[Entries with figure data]
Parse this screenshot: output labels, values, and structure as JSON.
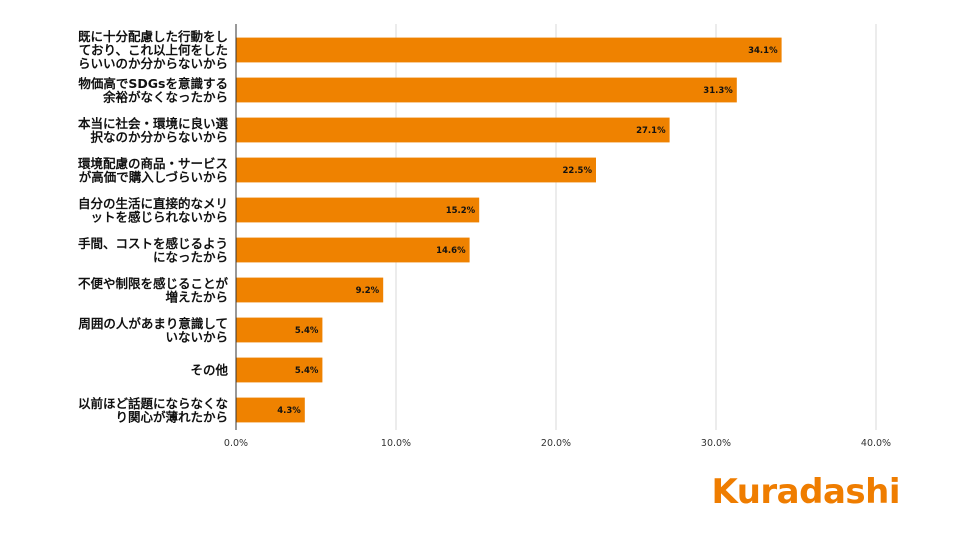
{
  "chart_data": {
    "type": "bar",
    "orientation": "horizontal",
    "categories": [
      [
        "既に十分配慮した行動をし",
        "ており、これ以上何をした",
        "らいいのか分からないから"
      ],
      [
        "物価高でSDGsを意識する",
        "余裕がなくなったから"
      ],
      [
        "本当に社会・環境に良い選",
        "択なのか分からないから"
      ],
      [
        "環境配慮の商品・サービス",
        "が高価で購入しづらいから"
      ],
      [
        "自分の生活に直接的なメリ",
        "ットを感じられないから"
      ],
      [
        "手間、コストを感じるよう",
        "になったから"
      ],
      [
        "不便や制限を感じることが",
        "増えたから"
      ],
      [
        "周囲の人があまり意識して",
        "いないから"
      ],
      [
        "その他"
      ],
      [
        "以前ほど話題にならなくな",
        "り関心が薄れたから"
      ]
    ],
    "values": [
      34.1,
      31.3,
      27.1,
      22.5,
      15.2,
      14.6,
      9.2,
      5.4,
      5.4,
      4.3
    ],
    "data_labels": [
      "34.1%",
      "31.3%",
      "27.1%",
      "22.5%",
      "15.2%",
      "14.6%",
      "9.2%",
      "5.4%",
      "5.4%",
      "4.3%"
    ],
    "xlim": [
      0,
      40
    ],
    "xticks": [
      0,
      10,
      20,
      30,
      40
    ],
    "xtick_labels": [
      "0.0%",
      "10.0%",
      "20.0%",
      "30.0%",
      "40.0%"
    ],
    "grid": true,
    "bar_color": "#ef8200",
    "grid_color": "#d9d9d9",
    "axis_color": "#333333"
  },
  "logo": {
    "text": "Kuradashi",
    "color": "#ef7d00"
  }
}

= Task to complete =
Tell how many lines of the data include the word "values", and nothing else.

= Response for this exercise =
2